### [What you have to do]
Scan the lines below for the string "Reacher" and copy every one that has it.

++++ Input for this task

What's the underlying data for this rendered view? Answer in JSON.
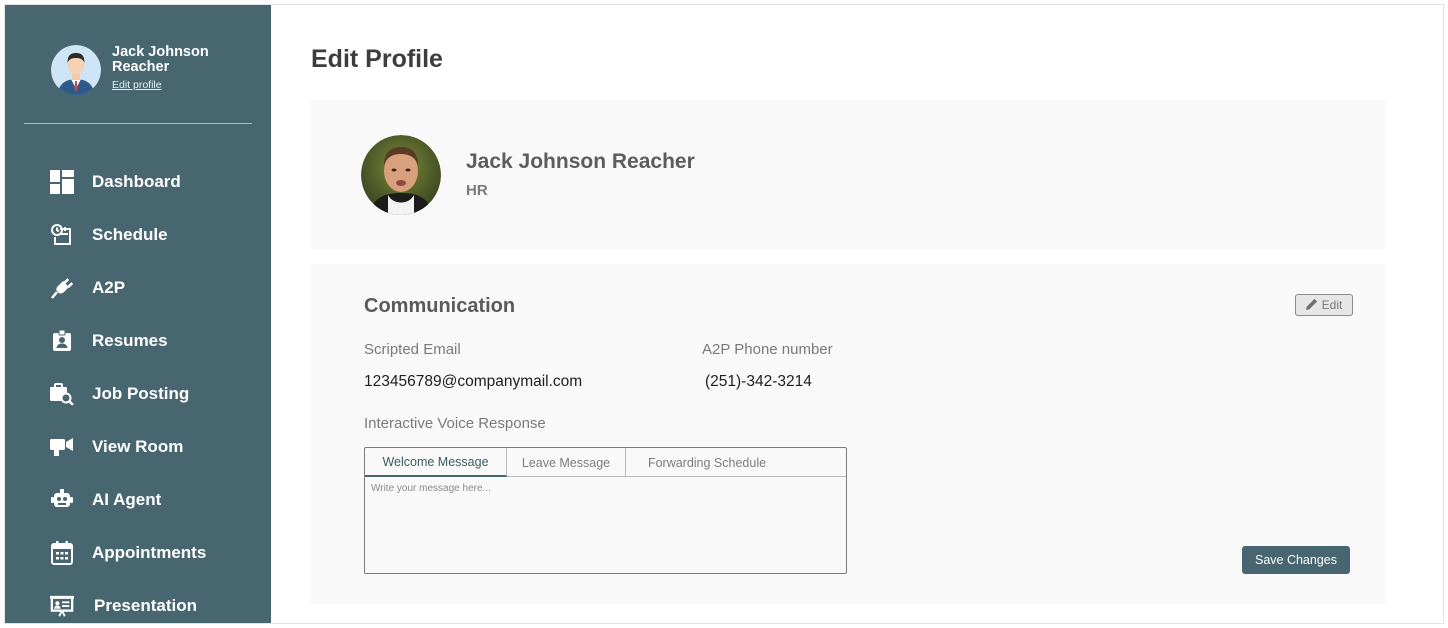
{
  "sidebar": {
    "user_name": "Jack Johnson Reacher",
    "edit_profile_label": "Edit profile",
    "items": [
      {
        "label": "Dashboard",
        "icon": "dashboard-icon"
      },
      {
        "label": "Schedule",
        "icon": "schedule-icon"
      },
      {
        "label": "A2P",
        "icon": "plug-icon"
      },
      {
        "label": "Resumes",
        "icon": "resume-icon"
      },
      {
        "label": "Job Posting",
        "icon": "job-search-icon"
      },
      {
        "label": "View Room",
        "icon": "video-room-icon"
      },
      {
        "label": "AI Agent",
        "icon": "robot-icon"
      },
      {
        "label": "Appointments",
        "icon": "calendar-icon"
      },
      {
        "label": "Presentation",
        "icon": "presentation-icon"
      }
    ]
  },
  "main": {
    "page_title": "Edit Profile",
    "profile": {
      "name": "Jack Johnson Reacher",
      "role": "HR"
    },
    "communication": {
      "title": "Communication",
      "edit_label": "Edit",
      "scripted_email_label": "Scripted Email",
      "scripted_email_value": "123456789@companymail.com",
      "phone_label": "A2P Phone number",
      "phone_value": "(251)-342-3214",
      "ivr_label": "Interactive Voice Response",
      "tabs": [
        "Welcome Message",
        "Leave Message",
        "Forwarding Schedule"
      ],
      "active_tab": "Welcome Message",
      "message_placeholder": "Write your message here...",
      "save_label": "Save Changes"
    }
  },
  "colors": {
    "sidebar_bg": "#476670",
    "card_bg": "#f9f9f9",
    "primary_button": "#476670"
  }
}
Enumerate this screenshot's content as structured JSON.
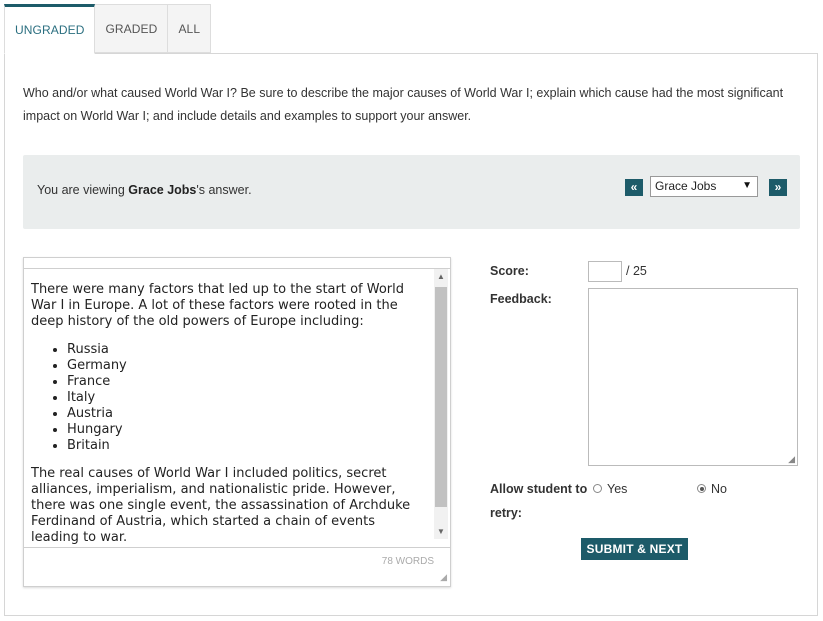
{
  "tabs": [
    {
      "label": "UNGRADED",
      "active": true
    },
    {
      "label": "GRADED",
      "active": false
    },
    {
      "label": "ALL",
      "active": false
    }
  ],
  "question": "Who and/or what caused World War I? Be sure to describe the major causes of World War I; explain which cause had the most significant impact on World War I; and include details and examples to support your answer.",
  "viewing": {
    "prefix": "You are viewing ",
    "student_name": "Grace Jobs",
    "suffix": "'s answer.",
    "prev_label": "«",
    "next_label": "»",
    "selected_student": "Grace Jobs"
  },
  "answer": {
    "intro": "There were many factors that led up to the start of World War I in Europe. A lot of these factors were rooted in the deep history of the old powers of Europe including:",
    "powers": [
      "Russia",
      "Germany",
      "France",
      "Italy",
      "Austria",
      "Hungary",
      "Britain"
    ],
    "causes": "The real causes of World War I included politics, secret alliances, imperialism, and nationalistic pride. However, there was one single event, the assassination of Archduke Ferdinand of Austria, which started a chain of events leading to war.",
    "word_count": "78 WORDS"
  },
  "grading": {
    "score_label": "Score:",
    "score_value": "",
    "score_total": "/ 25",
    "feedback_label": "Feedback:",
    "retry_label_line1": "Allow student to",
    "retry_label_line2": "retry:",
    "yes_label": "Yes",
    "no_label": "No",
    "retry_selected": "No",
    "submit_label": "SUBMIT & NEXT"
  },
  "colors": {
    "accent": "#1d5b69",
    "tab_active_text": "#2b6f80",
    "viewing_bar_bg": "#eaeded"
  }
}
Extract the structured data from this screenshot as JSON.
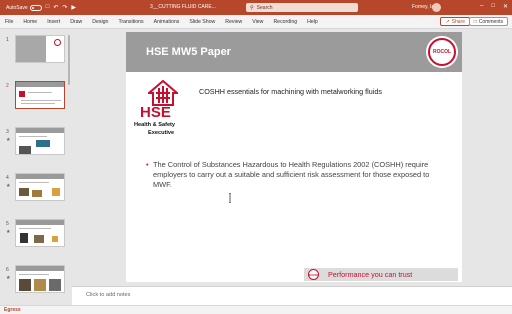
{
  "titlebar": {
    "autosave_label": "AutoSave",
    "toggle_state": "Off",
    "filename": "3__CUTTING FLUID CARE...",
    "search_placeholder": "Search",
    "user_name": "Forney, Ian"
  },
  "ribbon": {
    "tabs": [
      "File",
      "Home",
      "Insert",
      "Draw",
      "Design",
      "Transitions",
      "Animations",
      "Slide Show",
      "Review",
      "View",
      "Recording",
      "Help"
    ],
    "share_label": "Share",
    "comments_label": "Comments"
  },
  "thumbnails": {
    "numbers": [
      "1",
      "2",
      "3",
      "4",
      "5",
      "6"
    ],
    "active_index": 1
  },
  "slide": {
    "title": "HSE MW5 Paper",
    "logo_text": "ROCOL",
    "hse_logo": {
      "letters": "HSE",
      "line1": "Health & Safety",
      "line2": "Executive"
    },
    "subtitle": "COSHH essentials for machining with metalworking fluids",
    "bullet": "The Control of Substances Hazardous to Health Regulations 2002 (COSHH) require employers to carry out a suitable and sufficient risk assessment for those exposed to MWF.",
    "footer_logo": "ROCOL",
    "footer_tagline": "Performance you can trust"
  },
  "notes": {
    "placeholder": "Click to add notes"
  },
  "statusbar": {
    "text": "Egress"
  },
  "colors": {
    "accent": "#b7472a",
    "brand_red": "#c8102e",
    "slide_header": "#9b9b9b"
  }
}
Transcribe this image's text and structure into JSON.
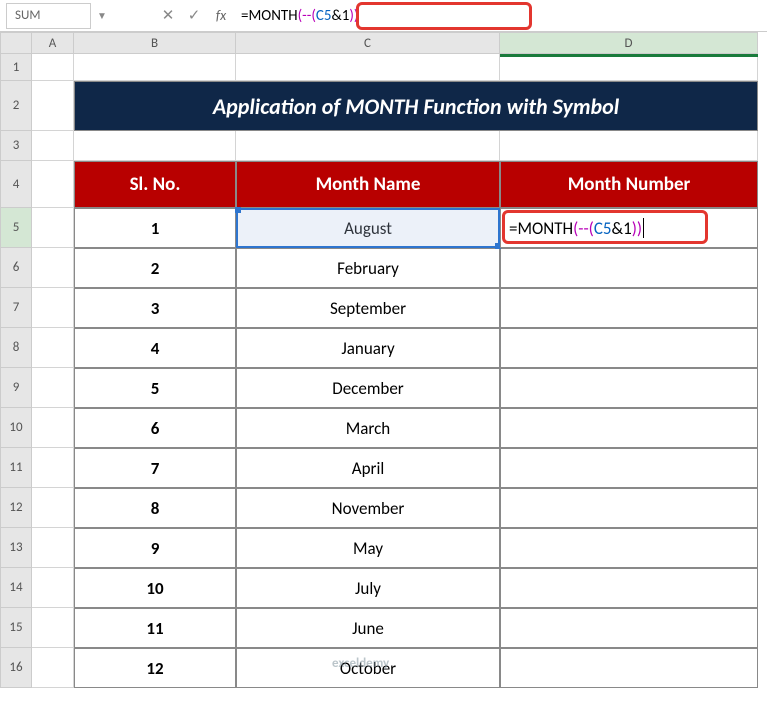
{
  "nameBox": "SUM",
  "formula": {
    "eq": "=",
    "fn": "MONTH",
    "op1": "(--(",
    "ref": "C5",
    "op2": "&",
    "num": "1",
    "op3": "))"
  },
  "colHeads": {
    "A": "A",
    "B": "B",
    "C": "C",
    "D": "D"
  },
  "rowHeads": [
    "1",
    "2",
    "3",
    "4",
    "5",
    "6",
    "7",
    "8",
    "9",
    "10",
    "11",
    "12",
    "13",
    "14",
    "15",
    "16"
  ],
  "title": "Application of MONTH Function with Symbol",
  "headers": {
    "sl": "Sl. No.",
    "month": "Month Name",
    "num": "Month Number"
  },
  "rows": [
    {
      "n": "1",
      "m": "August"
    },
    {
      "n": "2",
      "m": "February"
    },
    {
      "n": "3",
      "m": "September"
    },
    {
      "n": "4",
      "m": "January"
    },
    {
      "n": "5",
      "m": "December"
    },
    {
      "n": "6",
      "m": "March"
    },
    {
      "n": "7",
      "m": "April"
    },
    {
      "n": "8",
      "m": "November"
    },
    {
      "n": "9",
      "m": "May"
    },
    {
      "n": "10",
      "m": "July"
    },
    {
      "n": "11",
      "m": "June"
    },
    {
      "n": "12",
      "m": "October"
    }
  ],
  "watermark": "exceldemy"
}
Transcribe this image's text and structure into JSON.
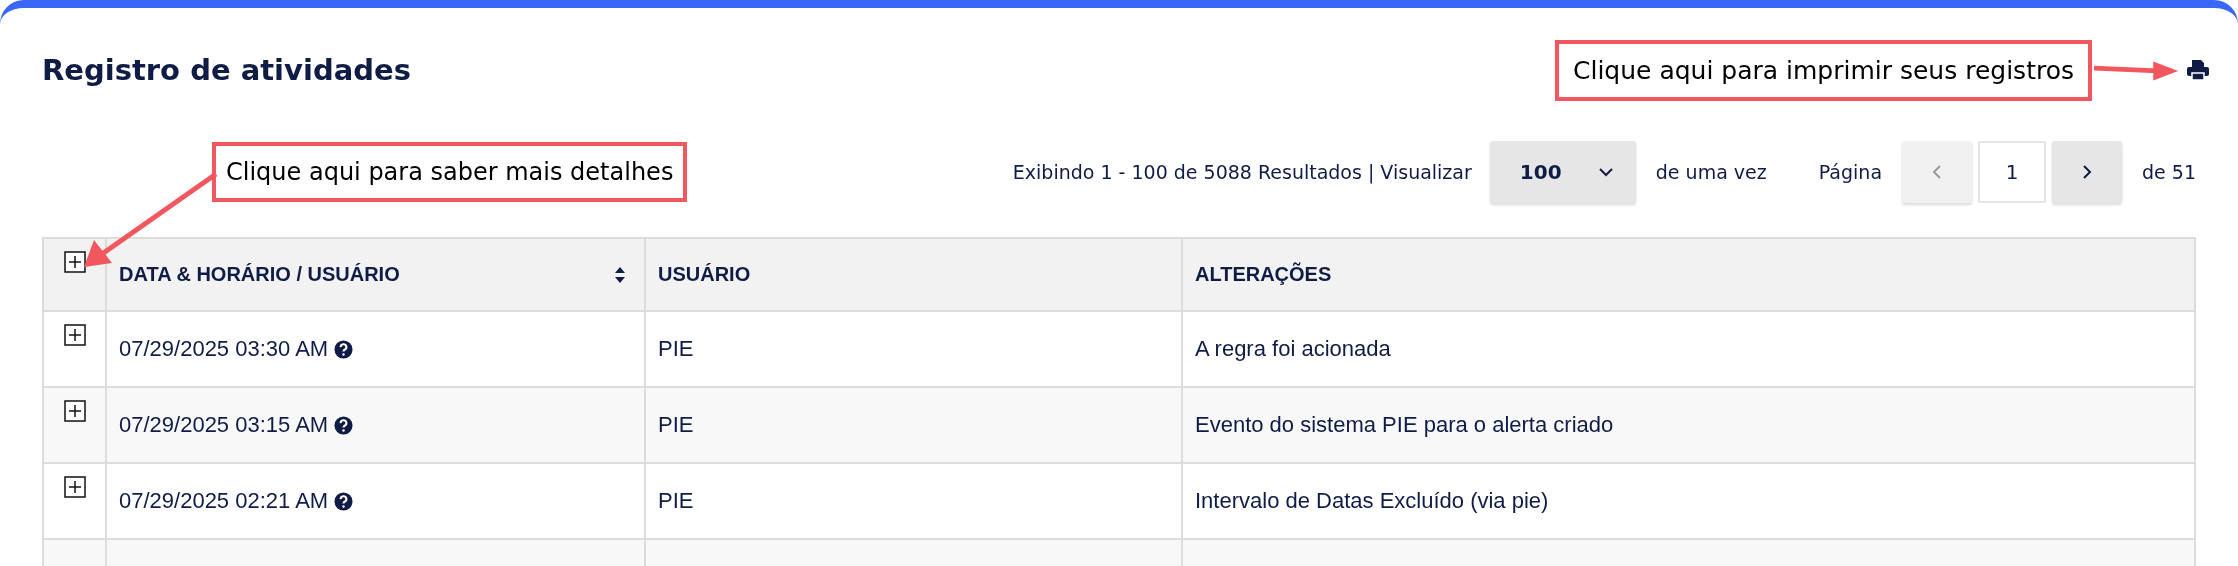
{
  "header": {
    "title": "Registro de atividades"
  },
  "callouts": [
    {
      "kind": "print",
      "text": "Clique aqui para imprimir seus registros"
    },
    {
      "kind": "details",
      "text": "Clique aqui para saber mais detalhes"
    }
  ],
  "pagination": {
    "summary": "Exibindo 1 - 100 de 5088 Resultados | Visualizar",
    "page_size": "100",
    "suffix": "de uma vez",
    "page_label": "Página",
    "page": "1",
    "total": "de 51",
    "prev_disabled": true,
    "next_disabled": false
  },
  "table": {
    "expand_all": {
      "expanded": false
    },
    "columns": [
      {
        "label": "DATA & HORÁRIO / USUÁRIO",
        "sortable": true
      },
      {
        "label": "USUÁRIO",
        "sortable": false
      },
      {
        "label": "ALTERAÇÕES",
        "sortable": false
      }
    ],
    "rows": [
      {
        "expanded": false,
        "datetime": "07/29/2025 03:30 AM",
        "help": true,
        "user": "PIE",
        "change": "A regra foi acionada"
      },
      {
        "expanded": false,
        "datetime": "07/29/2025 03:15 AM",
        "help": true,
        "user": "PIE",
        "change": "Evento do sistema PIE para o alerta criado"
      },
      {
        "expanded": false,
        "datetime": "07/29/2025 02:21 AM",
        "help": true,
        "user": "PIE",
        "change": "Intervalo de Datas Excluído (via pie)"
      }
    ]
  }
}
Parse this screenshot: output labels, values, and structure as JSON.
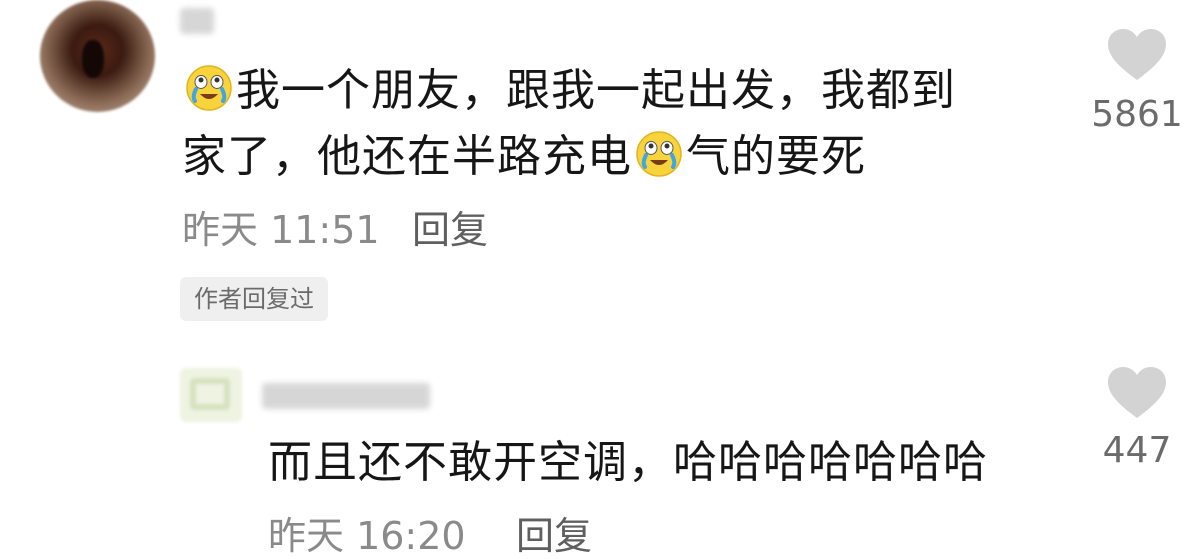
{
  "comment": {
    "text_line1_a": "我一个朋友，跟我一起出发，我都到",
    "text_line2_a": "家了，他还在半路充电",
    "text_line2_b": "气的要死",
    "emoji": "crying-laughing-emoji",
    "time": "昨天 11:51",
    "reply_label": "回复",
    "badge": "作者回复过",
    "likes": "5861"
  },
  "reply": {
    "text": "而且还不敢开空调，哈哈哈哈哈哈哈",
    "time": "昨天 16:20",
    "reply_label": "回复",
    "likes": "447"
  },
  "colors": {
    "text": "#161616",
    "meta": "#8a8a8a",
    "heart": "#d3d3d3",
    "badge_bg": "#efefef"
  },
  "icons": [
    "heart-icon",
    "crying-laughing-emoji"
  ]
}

++++++++

### [Output of the task]
    "user_name": "Jack Johnson Reacher",
      "name": "Jack Johnson Reacher",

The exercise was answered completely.